*Instruction*: Return each entry exactly, omitting nothing.

-------

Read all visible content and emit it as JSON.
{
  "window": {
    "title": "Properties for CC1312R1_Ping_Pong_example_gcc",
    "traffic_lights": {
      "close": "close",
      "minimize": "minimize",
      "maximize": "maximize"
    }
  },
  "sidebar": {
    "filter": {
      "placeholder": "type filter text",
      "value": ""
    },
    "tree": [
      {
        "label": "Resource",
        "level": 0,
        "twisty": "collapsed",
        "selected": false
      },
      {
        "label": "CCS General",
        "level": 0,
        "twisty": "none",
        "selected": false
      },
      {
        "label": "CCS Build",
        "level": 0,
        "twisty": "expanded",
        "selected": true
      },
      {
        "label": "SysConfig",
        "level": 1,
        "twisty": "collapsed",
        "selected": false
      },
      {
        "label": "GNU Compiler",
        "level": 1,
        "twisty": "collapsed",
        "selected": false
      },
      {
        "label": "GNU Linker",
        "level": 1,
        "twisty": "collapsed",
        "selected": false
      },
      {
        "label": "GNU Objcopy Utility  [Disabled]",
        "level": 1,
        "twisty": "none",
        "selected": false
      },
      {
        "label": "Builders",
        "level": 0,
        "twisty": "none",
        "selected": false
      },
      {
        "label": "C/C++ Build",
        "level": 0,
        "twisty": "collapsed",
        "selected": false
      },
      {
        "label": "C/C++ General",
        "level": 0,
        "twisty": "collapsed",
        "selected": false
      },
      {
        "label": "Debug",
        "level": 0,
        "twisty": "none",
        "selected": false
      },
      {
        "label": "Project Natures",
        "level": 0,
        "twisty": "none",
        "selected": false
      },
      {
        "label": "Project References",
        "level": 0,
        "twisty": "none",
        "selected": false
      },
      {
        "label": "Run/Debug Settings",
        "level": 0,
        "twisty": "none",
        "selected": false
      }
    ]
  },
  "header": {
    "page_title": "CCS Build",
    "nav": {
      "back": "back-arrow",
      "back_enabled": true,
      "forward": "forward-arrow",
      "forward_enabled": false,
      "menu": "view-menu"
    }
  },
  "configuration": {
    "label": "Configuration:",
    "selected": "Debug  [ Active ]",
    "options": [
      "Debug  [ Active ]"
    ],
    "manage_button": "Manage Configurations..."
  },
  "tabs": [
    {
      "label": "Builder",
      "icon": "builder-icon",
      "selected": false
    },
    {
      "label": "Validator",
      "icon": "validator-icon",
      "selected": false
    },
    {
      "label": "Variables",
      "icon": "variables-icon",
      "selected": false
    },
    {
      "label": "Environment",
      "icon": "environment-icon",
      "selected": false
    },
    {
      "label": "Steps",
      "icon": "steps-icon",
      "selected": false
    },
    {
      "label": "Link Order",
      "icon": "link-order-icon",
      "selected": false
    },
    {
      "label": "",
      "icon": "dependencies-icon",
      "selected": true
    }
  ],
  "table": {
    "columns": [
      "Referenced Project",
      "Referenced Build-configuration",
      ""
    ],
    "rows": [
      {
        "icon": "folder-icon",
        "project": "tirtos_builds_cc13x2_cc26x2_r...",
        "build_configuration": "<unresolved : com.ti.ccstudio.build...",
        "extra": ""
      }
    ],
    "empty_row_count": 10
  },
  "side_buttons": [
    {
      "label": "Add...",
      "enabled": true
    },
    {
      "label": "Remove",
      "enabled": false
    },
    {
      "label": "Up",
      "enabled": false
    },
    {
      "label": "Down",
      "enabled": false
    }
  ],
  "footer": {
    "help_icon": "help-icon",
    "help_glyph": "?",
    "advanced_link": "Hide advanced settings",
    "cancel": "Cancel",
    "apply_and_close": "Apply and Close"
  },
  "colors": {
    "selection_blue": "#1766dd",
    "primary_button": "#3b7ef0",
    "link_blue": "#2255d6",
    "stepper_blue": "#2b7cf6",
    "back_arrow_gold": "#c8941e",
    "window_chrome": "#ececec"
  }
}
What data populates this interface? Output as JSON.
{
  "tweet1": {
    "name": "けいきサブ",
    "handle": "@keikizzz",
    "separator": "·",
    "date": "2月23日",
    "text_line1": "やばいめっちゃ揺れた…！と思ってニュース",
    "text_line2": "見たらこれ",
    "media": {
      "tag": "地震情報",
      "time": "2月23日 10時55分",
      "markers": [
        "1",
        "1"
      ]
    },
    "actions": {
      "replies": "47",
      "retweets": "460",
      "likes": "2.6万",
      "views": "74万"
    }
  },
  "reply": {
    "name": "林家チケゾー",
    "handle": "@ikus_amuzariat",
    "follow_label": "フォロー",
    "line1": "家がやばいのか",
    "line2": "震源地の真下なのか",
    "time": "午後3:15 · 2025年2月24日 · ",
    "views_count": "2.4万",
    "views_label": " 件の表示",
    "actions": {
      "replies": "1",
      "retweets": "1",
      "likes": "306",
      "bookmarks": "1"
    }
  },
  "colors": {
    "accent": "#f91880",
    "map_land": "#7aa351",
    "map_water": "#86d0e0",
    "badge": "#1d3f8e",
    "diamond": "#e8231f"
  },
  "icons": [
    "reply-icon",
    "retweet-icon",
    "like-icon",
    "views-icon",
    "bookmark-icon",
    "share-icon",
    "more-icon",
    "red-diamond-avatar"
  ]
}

-------

*Exercise answer*:
Read all visible content and emit it as JSON.
{
  "window": {
    "title": "Properties for CC1312R1_Ping_Pong_example_gcc",
    "traffic_lights": {
      "close": "close",
      "minimize": "minimize",
      "maximize": "maximize"
    }
  },
  "sidebar": {
    "filter": {
      "placeholder": "type filter text",
      "value": ""
    },
    "tree": [
      {
        "label": "Resource",
        "level": 0,
        "twisty": "collapsed",
        "selected": false
      },
      {
        "label": "CCS General",
        "level": 0,
        "twisty": "none",
        "selected": false
      },
      {
        "label": "CCS Build",
        "level": 0,
        "twisty": "expanded",
        "selected": true
      },
      {
        "label": "SysConfig",
        "level": 1,
        "twisty": "collapsed",
        "selected": false
      },
      {
        "label": "GNU Compiler",
        "level": 1,
        "twisty": "collapsed",
        "selected": false
      },
      {
        "label": "GNU Linker",
        "level": 1,
        "twisty": "collapsed",
        "selected": false
      },
      {
        "label": "GNU Objcopy Utility  [Disabled]",
        "level": 1,
        "twisty": "none",
        "selected": false
      },
      {
        "label": "Builders",
        "level": 0,
        "twisty": "none",
        "selected": false
      },
      {
        "label": "C/C++ Build",
        "level": 0,
        "twisty": "collapsed",
        "selected": false
      },
      {
        "label": "C/C++ General",
        "level": 0,
        "twisty": "collapsed",
        "selected": false
      },
      {
        "label": "Debug",
        "level": 0,
        "twisty": "none",
        "selected": false
      },
      {
        "label": "Project Natures",
        "level": 0,
        "twisty": "none",
        "selected": false
      },
      {
        "label": "Project References",
        "level": 0,
        "twisty": "none",
        "selected": false
      },
      {
        "label": "Run/Debug Settings",
        "level": 0,
        "twisty": "none",
        "selected": false
      }
    ]
  },
  "header": {
    "page_title": "CCS Build",
    "nav": {
      "back": "back-arrow",
      "back_enabled": true,
      "forward": "forward-arrow",
      "forward_enabled": false,
      "menu": "view-menu"
    }
  },
  "configuration": {
    "label": "Configuration:",
    "selected": "Debug  [ Active ]",
    "options": [
      "Debug  [ Active ]"
    ],
    "manage_button": "Manage Configurations..."
  },
  "tabs": [
    {
      "label": "Builder",
      "icon": "builder-icon",
      "selected": false
    },
    {
      "label": "Validator",
      "icon": "validator-icon",
      "selected": false
    },
    {
      "label": "Variables",
      "icon": "variables-icon",
      "selected": false
    },
    {
      "label": "Environment",
      "icon": "environment-icon",
      "selected": false
    },
    {
      "label": "Steps",
      "icon": "steps-icon",
      "selected": false
    },
    {
      "label": "Link Order",
      "icon": "link-order-icon",
      "selected": false
    },
    {
      "label": "",
      "icon": "dependencies-icon",
      "selected": true
    }
  ],
  "table": {
    "columns": [
      "Referenced Project",
      "Referenced Build-configuration",
      ""
    ],
    "rows": [
      {
        "icon": "folder-icon",
        "project": "tirtos_builds_cc13x2_cc26x2_r...",
        "build_configuration": "<unresolved : com.ti.ccstudio.build...",
        "extra": ""
      }
    ],
    "empty_row_count": 10
  },
  "side_buttons": [
    {
      "label": "Add...",
      "enabled": true
    },
    {
      "label": "Remove",
      "enabled": false
    },
    {
      "label": "Up",
      "enabled": false
    },
    {
      "label": "Down",
      "enabled": false
    }
  ],
  "footer": {
    "help_icon": "help-icon",
    "help_glyph": "?",
    "advanced_link": "Hide advanced settings",
    "cancel": "Cancel",
    "apply_and_close": "Apply and Close"
  },
  "colors": {
    "selection_blue": "#1766dd",
    "primary_button": "#3b7ef0",
    "link_blue": "#2255d6",
    "stepper_blue": "#2b7cf6",
    "back_arrow_gold": "#c8941e",
    "window_chrome": "#ececec"
  }
}
What data populates this interface? Output as JSON.
{
  "tweet1": {
    "name": "けいきサブ",
    "handle": "@keikizzz",
    "separator": "·",
    "date": "2月23日",
    "text_line1": "やばいめっちゃ揺れた…！と思ってニュース",
    "text_line2": "見たらこれ",
    "media": {
      "tag": "地震情報",
      "time": "2月23日 10時55分",
      "markers": [
        "1",
        "1"
      ]
    },
    "actions": {
      "replies": "47",
      "retweets": "460",
      "likes": "2.6万",
      "views": "74万"
    }
  },
  "reply": {
    "name": "林家チケゾー",
    "handle": "@ikus_amuzariat",
    "follow_label": "フォロー",
    "line1": "家がやばいのか",
    "line2": "震源地の真下なのか",
    "time": "午後3:15 · 2025年2月24日 · ",
    "views_count": "2.4万",
    "views_label": " 件の表示",
    "actions": {
      "replies": "1",
      "retweets": "1",
      "likes": "306",
      "bookmarks": "1"
    }
  },
  "colors": {
    "accent": "#f91880",
    "map_land": "#7aa351",
    "map_water": "#86d0e0",
    "badge": "#1d3f8e",
    "diamond": "#e8231f"
  },
  "icons": [
    "reply-icon",
    "retweet-icon",
    "like-icon",
    "views-icon",
    "bookmark-icon",
    "share-icon",
    "more-icon",
    "red-diamond-avatar"
  ]
}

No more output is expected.